:: YOUR TASK ::
Search the material below for the word "details" and copy every line in which it occurs.

:: RECORDS FOR THIS TASK ::
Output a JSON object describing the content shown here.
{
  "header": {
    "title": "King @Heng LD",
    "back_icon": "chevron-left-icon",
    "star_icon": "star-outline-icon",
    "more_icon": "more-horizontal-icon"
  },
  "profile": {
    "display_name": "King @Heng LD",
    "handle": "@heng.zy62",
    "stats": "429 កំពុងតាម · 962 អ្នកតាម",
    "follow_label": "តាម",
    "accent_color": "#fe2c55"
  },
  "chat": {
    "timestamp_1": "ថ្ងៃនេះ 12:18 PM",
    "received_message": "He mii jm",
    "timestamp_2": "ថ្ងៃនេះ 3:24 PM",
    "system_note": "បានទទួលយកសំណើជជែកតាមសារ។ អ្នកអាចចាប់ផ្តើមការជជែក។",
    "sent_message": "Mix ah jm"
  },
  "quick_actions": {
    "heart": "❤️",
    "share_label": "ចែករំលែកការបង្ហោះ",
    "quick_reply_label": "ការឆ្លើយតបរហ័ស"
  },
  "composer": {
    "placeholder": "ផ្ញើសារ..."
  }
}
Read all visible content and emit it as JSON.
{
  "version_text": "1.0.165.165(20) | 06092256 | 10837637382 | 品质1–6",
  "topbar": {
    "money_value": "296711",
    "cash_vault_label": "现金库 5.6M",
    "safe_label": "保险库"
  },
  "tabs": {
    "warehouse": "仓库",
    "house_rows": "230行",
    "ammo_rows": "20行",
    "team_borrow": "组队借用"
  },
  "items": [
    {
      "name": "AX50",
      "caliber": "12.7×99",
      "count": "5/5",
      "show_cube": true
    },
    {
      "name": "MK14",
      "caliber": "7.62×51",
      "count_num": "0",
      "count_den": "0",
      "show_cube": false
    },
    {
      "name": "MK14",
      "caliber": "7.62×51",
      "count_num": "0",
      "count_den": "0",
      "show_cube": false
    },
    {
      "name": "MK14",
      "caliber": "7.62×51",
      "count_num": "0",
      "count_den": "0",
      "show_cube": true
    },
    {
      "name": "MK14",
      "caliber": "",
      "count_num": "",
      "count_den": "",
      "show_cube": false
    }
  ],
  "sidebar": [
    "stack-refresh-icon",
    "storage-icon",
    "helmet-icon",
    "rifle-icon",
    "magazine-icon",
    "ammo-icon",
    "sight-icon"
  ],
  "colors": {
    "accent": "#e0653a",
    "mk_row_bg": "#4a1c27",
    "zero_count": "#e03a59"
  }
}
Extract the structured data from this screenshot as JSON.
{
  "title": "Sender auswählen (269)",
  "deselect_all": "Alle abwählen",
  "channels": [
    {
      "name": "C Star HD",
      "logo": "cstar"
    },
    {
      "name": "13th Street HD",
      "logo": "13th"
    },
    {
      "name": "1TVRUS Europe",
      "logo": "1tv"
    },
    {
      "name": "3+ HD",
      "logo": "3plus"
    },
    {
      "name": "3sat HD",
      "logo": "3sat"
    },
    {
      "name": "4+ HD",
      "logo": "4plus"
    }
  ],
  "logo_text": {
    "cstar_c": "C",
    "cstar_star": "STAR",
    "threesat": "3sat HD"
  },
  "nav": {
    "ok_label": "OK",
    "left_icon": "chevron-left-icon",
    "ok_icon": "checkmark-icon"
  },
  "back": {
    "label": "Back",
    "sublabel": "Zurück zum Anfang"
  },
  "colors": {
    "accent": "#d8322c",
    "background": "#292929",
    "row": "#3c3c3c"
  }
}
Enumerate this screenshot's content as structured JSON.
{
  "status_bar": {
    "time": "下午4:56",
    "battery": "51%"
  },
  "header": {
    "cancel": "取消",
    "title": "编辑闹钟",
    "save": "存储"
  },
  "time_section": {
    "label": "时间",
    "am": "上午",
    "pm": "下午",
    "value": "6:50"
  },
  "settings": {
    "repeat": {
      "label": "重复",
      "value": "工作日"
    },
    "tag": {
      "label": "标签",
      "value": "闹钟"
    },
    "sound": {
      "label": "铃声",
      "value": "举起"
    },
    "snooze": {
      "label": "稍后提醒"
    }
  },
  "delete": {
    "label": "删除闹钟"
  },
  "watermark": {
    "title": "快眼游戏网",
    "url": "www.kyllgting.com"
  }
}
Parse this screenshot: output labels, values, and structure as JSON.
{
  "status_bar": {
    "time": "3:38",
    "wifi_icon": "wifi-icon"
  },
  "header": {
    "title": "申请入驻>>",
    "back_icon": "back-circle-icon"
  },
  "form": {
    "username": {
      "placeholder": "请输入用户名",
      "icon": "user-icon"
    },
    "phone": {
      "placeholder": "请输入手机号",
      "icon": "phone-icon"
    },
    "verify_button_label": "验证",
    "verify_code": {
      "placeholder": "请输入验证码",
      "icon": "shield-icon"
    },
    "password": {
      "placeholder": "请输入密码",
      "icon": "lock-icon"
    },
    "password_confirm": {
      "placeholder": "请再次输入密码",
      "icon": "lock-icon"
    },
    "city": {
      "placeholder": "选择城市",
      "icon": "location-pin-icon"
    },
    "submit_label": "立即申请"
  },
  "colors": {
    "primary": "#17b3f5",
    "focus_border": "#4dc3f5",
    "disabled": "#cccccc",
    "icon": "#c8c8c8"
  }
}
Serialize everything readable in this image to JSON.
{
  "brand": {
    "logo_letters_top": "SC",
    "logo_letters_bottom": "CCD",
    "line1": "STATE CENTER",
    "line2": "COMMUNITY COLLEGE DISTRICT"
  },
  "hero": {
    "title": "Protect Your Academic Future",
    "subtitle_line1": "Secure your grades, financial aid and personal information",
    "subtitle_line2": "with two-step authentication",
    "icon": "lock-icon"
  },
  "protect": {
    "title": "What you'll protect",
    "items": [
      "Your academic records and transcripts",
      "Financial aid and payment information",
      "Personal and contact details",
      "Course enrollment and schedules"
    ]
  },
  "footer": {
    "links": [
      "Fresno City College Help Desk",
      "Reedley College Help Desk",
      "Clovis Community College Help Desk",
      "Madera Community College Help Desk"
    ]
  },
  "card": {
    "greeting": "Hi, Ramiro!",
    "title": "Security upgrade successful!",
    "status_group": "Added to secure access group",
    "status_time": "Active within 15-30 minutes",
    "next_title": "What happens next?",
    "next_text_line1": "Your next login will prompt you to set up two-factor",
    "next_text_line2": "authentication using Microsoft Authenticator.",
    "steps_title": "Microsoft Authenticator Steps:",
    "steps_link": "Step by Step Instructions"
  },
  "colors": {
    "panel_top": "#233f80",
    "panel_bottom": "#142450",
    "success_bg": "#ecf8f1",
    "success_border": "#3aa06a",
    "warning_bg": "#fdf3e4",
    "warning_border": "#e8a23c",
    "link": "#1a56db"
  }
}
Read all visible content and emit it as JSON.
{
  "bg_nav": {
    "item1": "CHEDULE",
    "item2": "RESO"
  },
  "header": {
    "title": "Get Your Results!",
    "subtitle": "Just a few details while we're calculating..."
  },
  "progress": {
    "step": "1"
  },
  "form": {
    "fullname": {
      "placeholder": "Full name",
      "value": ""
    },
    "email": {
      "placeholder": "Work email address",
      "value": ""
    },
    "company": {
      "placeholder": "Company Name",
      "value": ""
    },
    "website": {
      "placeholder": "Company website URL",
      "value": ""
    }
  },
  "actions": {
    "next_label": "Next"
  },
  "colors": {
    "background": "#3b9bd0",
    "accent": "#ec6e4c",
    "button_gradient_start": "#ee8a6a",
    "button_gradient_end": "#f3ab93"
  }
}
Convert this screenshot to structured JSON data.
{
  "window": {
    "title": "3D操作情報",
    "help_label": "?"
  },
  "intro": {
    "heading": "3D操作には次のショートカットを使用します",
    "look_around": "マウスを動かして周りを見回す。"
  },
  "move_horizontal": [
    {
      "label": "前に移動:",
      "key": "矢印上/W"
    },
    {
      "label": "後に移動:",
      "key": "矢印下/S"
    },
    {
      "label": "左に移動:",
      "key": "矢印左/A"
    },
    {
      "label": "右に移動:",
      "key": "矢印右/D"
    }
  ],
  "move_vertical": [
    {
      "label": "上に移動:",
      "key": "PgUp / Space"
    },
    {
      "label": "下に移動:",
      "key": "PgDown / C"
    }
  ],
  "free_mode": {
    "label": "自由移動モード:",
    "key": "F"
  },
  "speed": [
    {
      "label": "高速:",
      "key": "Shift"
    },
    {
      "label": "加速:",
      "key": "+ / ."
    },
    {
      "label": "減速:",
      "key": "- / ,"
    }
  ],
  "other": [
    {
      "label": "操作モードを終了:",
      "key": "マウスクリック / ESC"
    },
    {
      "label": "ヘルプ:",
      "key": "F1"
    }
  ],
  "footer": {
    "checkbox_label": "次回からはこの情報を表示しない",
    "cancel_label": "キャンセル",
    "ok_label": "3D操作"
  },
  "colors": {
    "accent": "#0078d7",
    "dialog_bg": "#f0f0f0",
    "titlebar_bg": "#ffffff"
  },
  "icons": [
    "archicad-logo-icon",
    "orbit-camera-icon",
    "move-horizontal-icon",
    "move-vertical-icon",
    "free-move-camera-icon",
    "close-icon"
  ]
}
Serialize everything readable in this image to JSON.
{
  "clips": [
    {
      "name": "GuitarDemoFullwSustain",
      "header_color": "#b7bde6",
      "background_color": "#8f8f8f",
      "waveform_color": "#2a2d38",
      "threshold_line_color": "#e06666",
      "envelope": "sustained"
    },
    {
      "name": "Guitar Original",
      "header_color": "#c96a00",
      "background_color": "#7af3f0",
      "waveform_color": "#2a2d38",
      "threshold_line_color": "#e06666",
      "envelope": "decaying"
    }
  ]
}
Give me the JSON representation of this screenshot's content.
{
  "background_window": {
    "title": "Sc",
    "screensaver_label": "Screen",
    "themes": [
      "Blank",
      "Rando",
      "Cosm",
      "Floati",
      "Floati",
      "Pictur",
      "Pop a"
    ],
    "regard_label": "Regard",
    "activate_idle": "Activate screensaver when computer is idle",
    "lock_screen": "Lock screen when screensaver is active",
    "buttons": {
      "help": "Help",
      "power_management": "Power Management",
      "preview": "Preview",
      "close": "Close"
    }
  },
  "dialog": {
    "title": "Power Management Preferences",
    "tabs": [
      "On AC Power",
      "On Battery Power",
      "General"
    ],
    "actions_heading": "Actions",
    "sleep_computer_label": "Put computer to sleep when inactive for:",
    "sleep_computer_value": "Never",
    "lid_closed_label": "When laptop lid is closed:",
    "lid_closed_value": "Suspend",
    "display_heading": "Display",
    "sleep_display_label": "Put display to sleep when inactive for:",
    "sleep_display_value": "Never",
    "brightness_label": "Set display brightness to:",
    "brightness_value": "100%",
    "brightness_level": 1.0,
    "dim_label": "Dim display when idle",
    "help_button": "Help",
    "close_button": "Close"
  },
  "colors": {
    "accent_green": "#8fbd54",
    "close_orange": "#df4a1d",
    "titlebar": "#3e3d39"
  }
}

:: SOLUTION TO THE EXERCISE ::
      "Personal and contact details",
    "subtitle": "Just a few details while we're calculating..."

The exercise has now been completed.